## TASK DETAILS
In the entries below, copy everything from the line containing "- data-label: 93%: [1473, 241, 1529, 268]" down to the line containing "- y-tick-label: 94: [978, 196, 1012, 225]", with "y-tick-label" changed to "value-tick-label" and nothing else altered.

========================================================================

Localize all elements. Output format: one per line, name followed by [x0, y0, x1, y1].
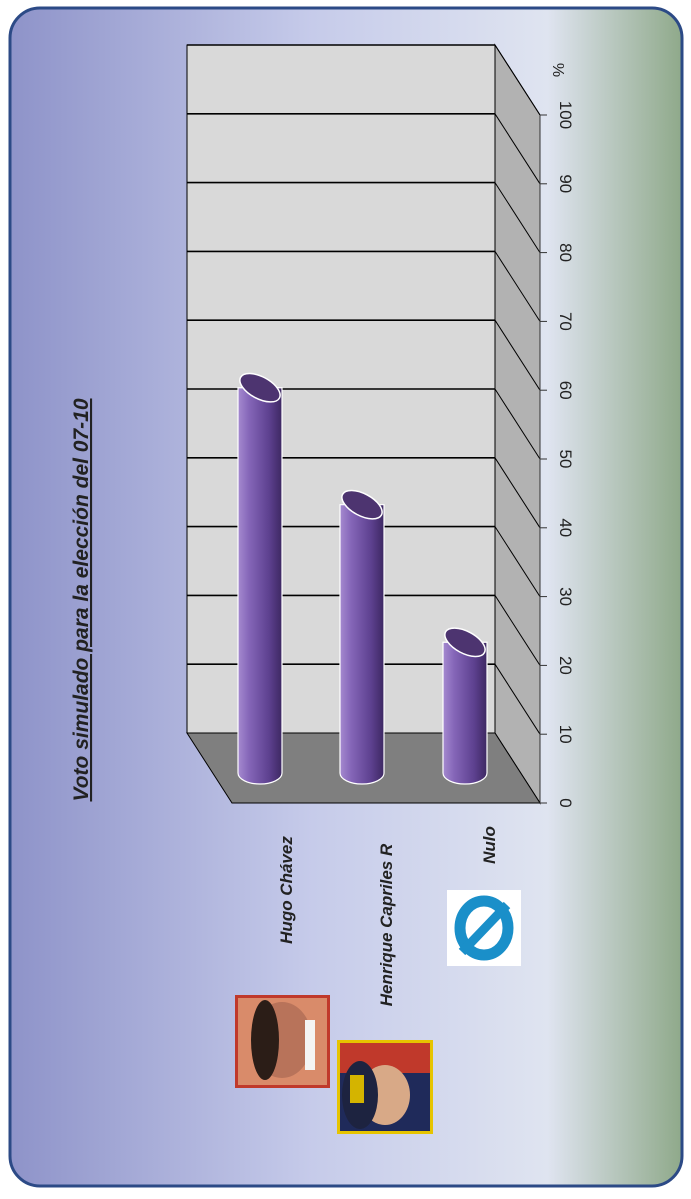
bar-top	[239, 372, 281, 403]
category-label: Henrique Capriles R	[377, 843, 396, 1006]
tick-label: 20	[556, 656, 575, 675]
tick-label: 30	[556, 587, 575, 606]
gridline-side	[494, 595, 541, 666]
gridline-side	[494, 663, 541, 735]
tick-label: 10	[556, 725, 575, 744]
bar-top	[341, 489, 383, 520]
tick-label: 80	[556, 243, 575, 262]
bar	[339, 489, 385, 785]
tick-label: 70	[556, 312, 575, 331]
chavez-photo	[235, 995, 330, 1088]
bar-body	[442, 641, 488, 785]
gridline-side	[494, 44, 541, 116]
gridline-side	[494, 319, 541, 391]
bar	[237, 372, 283, 785]
null-symbol-icon	[447, 890, 521, 966]
bars	[237, 372, 488, 785]
chart-title: Voto simulado para la elección del 07-10	[70, 398, 93, 801]
tick-label: 100	[556, 101, 575, 129]
category-label: Hugo Chávez	[277, 836, 296, 944]
tick-label: 60	[556, 381, 575, 400]
gridline-side	[494, 251, 541, 322]
gridline-side	[494, 182, 541, 253]
tick-label: 50	[556, 450, 575, 469]
capriles-photo	[337, 1040, 433, 1134]
gridline-side	[494, 113, 541, 185]
bar-body	[237, 387, 283, 785]
category-label: Nulo	[480, 826, 499, 864]
bar	[442, 627, 488, 785]
category-axis: Hugo Chávez Henrique Capriles R Nulo	[277, 826, 499, 1006]
tick-label: 0	[556, 798, 575, 807]
tick-label: 90	[556, 174, 575, 193]
gridline-side	[494, 526, 541, 597]
tick-label: 40	[556, 518, 575, 537]
value-axis: 0 10 20 30 40 50 60 70 80 90 100	[539, 101, 575, 808]
bar-top	[444, 627, 486, 658]
gridline-side	[494, 388, 541, 460]
unit-label: %	[549, 63, 566, 77]
bar-body	[339, 504, 385, 785]
gridline-side	[494, 457, 541, 529]
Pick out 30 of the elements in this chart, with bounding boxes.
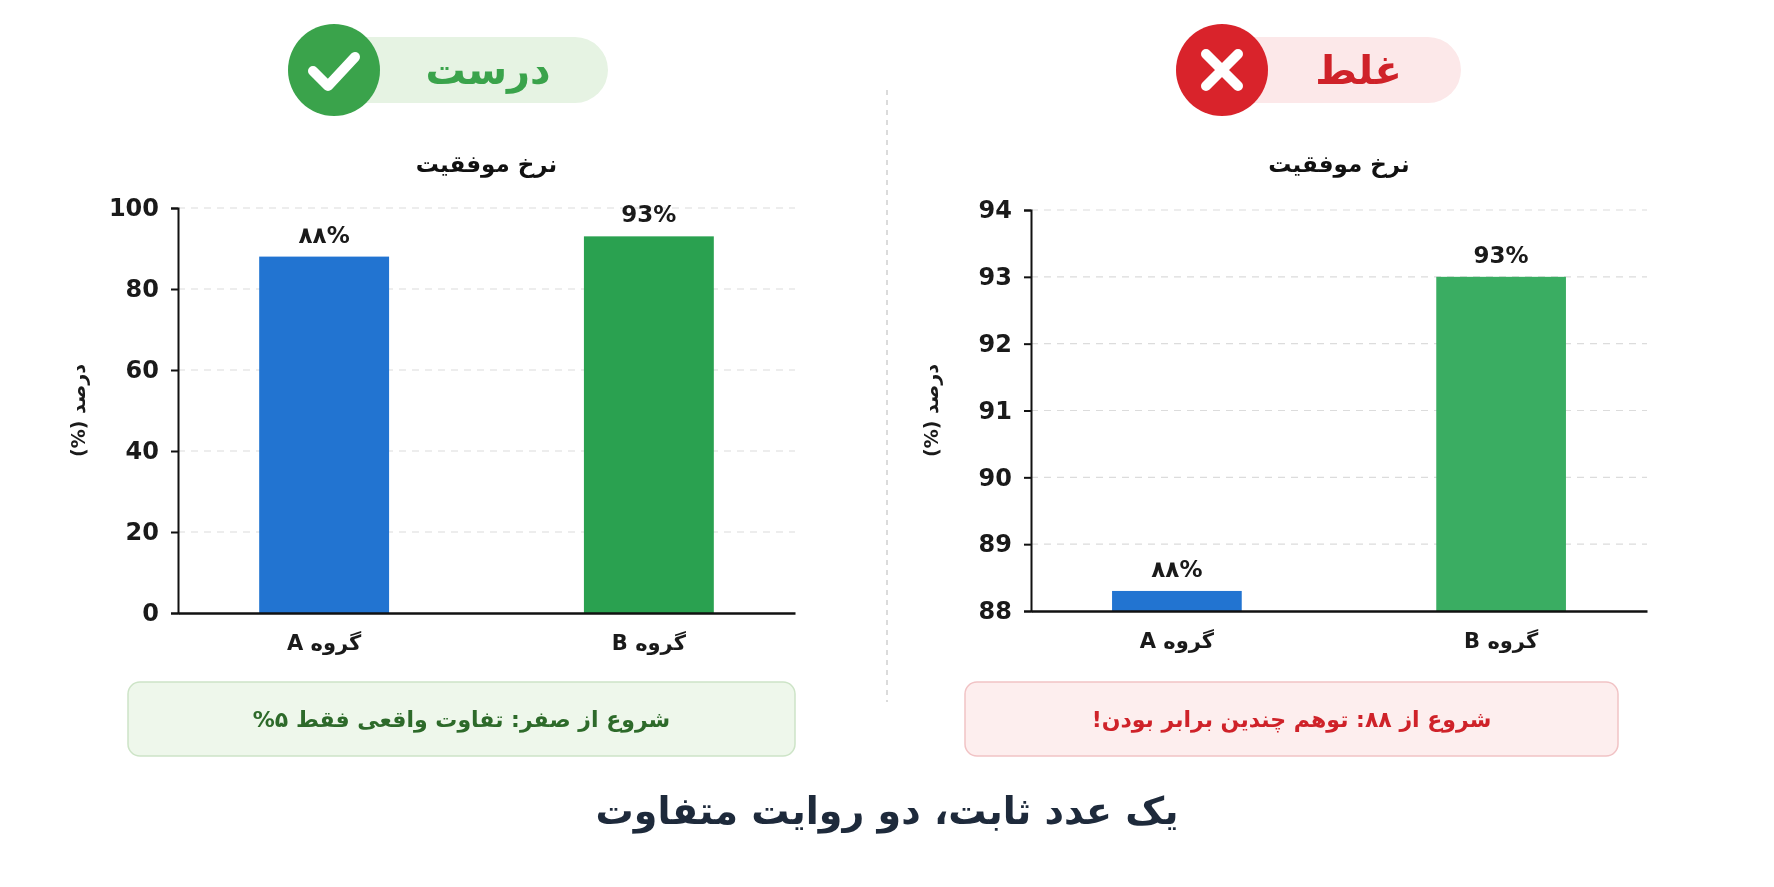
- data-label: 93%: [1473, 241, 1529, 268]
- y-tick-label: 88: [978, 597, 1012, 626]
- y-tick-label: 0: [142, 599, 159, 628]
- y-tick-label: 90: [978, 463, 1012, 492]
- text: درست: [425, 47, 551, 94]
- data-label: ۸۸%: [1151, 555, 1203, 582]
- x-tick-label: گروه A: [286, 629, 363, 655]
- y-tick-label: 100: [108, 194, 159, 223]
- text: یک عدد ثابت، دو روایت متفاوت: [595, 789, 1179, 834]
- chart-title: نرخ موفقیت: [415, 151, 558, 178]
- y-tick-label: 94: [978, 196, 1012, 225]
- x-tick-label: گروه B: [1464, 627, 1539, 653]
- y-tick-label: 40: [125, 437, 159, 466]
- data-label: 93%: [621, 201, 677, 228]
- y-axis-title: درصد (%): [919, 363, 943, 458]
- data-label: ۸۸%: [298, 221, 350, 248]
- y-tick-label: 91: [978, 396, 1012, 425]
- text: غلط: [1315, 47, 1402, 93]
- y-tick-label: 89: [978, 530, 1012, 559]
- y-axis-title: درصد (%): [66, 363, 90, 458]
- y-tick-label: 60: [125, 356, 159, 385]
- x-tick-label: گروه B: [611, 629, 687, 655]
- y-tick-label: 92: [978, 329, 1012, 358]
- text: شروع از ۸۸: توهم چندین برابر بودن!: [1091, 707, 1492, 733]
- y-tick-label: 93: [978, 263, 1012, 292]
- y-tick-label: 20: [125, 518, 159, 547]
- y-tick-label: 80: [125, 275, 159, 304]
- x-tick-label: گروه A: [1139, 627, 1215, 653]
- text: شروع از صفر: تفاوت واقعی فقط ۵%: [252, 707, 671, 733]
- chart-title: نرخ موفقیت: [1268, 151, 1410, 178]
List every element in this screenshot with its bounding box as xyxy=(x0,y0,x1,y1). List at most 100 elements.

========================================================================

## FINAL RESULT
- data-label: 93%: [1473, 241, 1529, 268]
- value-tick-label: 88: [978, 597, 1012, 626]
- value-tick-label: 0: [142, 599, 159, 628]
- value-tick-label: 90: [978, 463, 1012, 492]
- text: درست: [425, 47, 551, 94]
- data-label: ۸۸%: [1151, 555, 1203, 582]
- x-tick-label: گروه A: [286, 629, 363, 655]
- value-tick-label: 100: [108, 194, 159, 223]
- text: یک عدد ثابت، دو روایت متفاوت: [595, 789, 1179, 834]
- chart-title: نرخ موفقیت: [415, 151, 558, 178]
- value-tick-label: 94: [978, 196, 1012, 225]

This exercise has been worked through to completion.